OBJECTIVE: Retype every entry in its entirety, without alteration.
--- Begin DATASET EXTRACT ---
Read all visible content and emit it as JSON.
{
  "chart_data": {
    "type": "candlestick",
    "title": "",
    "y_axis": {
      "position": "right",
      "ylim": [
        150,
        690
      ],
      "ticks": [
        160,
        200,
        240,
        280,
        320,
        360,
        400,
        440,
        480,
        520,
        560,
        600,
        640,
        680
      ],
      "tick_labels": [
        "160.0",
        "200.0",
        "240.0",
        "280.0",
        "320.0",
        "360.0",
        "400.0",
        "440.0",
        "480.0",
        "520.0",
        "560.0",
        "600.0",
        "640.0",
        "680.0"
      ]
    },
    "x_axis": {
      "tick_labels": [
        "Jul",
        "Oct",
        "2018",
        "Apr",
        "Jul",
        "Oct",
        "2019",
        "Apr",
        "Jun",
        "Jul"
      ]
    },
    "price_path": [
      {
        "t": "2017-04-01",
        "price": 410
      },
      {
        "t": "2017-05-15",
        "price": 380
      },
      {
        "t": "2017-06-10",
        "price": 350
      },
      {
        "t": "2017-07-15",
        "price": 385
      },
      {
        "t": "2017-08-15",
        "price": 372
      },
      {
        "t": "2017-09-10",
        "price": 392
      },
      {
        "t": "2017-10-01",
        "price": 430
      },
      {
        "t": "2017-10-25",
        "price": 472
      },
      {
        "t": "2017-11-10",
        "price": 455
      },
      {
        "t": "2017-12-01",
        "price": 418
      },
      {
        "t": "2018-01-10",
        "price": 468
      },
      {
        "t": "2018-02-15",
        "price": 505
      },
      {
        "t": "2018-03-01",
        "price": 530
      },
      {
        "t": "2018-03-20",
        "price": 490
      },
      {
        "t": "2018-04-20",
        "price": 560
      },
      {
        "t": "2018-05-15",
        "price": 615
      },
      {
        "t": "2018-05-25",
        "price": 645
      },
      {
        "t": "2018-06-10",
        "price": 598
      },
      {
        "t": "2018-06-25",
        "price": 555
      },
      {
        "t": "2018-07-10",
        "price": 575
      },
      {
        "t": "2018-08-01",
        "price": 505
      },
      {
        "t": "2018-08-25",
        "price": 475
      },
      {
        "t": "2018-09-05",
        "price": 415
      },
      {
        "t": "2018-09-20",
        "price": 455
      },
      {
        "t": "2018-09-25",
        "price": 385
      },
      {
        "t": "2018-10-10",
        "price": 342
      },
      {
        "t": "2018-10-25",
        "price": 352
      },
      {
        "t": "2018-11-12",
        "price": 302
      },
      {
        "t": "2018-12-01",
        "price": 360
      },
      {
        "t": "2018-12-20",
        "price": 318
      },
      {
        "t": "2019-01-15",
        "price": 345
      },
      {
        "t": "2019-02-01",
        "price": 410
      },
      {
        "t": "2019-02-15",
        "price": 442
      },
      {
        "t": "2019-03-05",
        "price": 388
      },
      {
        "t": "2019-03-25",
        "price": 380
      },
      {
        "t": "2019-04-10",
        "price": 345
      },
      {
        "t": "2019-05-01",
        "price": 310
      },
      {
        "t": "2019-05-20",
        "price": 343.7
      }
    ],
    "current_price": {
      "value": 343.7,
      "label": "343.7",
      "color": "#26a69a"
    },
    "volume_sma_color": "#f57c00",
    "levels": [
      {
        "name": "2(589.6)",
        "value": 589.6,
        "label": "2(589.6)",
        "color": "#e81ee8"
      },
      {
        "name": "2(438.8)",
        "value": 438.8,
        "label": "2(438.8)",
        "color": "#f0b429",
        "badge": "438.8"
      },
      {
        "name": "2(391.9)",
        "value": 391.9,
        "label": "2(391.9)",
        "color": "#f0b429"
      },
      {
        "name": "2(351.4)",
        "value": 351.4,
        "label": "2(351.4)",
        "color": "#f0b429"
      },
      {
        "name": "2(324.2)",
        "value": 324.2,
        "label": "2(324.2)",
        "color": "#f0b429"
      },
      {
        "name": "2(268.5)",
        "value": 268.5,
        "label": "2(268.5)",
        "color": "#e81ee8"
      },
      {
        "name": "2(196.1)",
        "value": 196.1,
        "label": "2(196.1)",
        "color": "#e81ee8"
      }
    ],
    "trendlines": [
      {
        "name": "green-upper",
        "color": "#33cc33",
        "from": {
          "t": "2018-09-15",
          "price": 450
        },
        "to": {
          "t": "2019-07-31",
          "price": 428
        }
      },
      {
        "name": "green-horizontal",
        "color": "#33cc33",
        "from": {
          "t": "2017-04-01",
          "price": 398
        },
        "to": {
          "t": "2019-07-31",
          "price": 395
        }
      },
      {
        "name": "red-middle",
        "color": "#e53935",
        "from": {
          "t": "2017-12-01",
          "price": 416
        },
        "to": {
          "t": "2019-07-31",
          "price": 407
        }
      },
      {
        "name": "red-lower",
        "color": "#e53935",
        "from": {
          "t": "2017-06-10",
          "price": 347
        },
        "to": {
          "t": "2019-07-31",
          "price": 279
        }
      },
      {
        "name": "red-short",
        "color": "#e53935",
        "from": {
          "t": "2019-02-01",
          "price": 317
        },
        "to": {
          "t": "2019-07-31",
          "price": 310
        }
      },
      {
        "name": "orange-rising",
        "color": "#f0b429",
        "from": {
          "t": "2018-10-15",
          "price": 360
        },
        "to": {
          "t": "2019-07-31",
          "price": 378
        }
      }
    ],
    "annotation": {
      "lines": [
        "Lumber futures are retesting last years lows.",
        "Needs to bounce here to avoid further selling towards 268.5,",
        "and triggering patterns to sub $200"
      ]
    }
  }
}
--- End DATASET EXTRACT ---
THE RESULT:
Read all visible content and emit it as JSON.
{
  "chart_data": {
    "type": "candlestick",
    "title": "",
    "y_axis": {
      "position": "right",
      "ylim": [
        150,
        690
      ],
      "ticks": [
        160,
        200,
        240,
        280,
        320,
        360,
        400,
        440,
        480,
        520,
        560,
        600,
        640,
        680
      ],
      "tick_labels": [
        "160.0",
        "200.0",
        "240.0",
        "280.0",
        "320.0",
        "360.0",
        "400.0",
        "440.0",
        "480.0",
        "520.0",
        "560.0",
        "600.0",
        "640.0",
        "680.0"
      ]
    },
    "x_axis": {
      "tick_labels": [
        "Jul",
        "Oct",
        "2018",
        "Apr",
        "Jul",
        "Oct",
        "2019",
        "Apr",
        "Jun",
        "Jul"
      ]
    },
    "price_path": [
      {
        "t": "2017-04-01",
        "price": 410
      },
      {
        "t": "2017-05-15",
        "price": 380
      },
      {
        "t": "2017-06-10",
        "price": 350
      },
      {
        "t": "2017-07-15",
        "price": 385
      },
      {
        "t": "2017-08-15",
        "price": 372
      },
      {
        "t": "2017-09-10",
        "price": 392
      },
      {
        "t": "2017-10-01",
        "price": 430
      },
      {
        "t": "2017-10-25",
        "price": 472
      },
      {
        "t": "2017-11-10",
        "price": 455
      },
      {
        "t": "2017-12-01",
        "price": 418
      },
      {
        "t": "2018-01-10",
        "price": 468
      },
      {
        "t": "2018-02-15",
        "price": 505
      },
      {
        "t": "2018-03-01",
        "price": 530
      },
      {
        "t": "2018-03-20",
        "price": 490
      },
      {
        "t": "2018-04-20",
        "price": 560
      },
      {
        "t": "2018-05-15",
        "price": 615
      },
      {
        "t": "2018-05-25",
        "price": 645
      },
      {
        "t": "2018-06-10",
        "price": 598
      },
      {
        "t": "2018-06-25",
        "price": 555
      },
      {
        "t": "2018-07-10",
        "price": 575
      },
      {
        "t": "2018-08-01",
        "price": 505
      },
      {
        "t": "2018-08-25",
        "price": 475
      },
      {
        "t": "2018-09-05",
        "price": 415
      },
      {
        "t": "2018-09-20",
        "price": 455
      },
      {
        "t": "2018-09-25",
        "price": 385
      },
      {
        "t": "2018-10-10",
        "price": 342
      },
      {
        "t": "2018-10-25",
        "price": 352
      },
      {
        "t": "2018-11-12",
        "price": 302
      },
      {
        "t": "2018-12-01",
        "price": 360
      },
      {
        "t": "2018-12-20",
        "price": 318
      },
      {
        "t": "2019-01-15",
        "price": 345
      },
      {
        "t": "2019-02-01",
        "price": 410
      },
      {
        "t": "2019-02-15",
        "price": 442
      },
      {
        "t": "2019-03-05",
        "price": 388
      },
      {
        "t": "2019-03-25",
        "price": 380
      },
      {
        "t": "2019-04-10",
        "price": 345
      },
      {
        "t": "2019-05-01",
        "price": 310
      },
      {
        "t": "2019-05-20",
        "price": 343.7
      }
    ],
    "current_price": {
      "value": 343.7,
      "label": "343.7",
      "color": "#26a69a"
    },
    "volume_sma_color": "#f57c00",
    "levels": [
      {
        "name": "2(589.6)",
        "value": 589.6,
        "label": "2(589.6)",
        "color": "#e81ee8"
      },
      {
        "name": "2(438.8)",
        "value": 438.8,
        "label": "2(438.8)",
        "color": "#f0b429",
        "badge": "438.8"
      },
      {
        "name": "2(391.9)",
        "value": 391.9,
        "label": "2(391.9)",
        "color": "#f0b429"
      },
      {
        "name": "2(351.4)",
        "value": 351.4,
        "label": "2(351.4)",
        "color": "#f0b429"
      },
      {
        "name": "2(324.2)",
        "value": 324.2,
        "label": "2(324.2)",
        "color": "#f0b429"
      },
      {
        "name": "2(268.5)",
        "value": 268.5,
        "label": "2(268.5)",
        "color": "#e81ee8"
      },
      {
        "name": "2(196.1)",
        "value": 196.1,
        "label": "2(196.1)",
        "color": "#e81ee8"
      }
    ],
    "trendlines": [
      {
        "name": "green-upper",
        "color": "#33cc33",
        "from": {
          "t": "2018-09-15",
          "price": 450
        },
        "to": {
          "t": "2019-07-31",
          "price": 428
        }
      },
      {
        "name": "green-horizontal",
        "color": "#33cc33",
        "from": {
          "t": "2017-04-01",
          "price": 398
        },
        "to": {
          "t": "2019-07-31",
          "price": 395
        }
      },
      {
        "name": "red-middle",
        "color": "#e53935",
        "from": {
          "t": "2017-12-01",
          "price": 416
        },
        "to": {
          "t": "2019-07-31",
          "price": 407
        }
      },
      {
        "name": "red-lower",
        "color": "#e53935",
        "from": {
          "t": "2017-06-10",
          "price": 347
        },
        "to": {
          "t": "2019-07-31",
          "price": 279
        }
      },
      {
        "name": "red-short",
        "color": "#e53935",
        "from": {
          "t": "2019-02-01",
          "price": 317
        },
        "to": {
          "t": "2019-07-31",
          "price": 310
        }
      },
      {
        "name": "orange-rising",
        "color": "#f0b429",
        "from": {
          "t": "2018-10-15",
          "price": 360
        },
        "to": {
          "t": "2019-07-31",
          "price": 378
        }
      }
    ],
    "annotation": {
      "lines": [
        "Lumber futures are retesting last years lows.",
        "Needs to bounce here to avoid further selling towards 268.5,",
        "and triggering patterns to sub $200"
      ]
    }
  }
}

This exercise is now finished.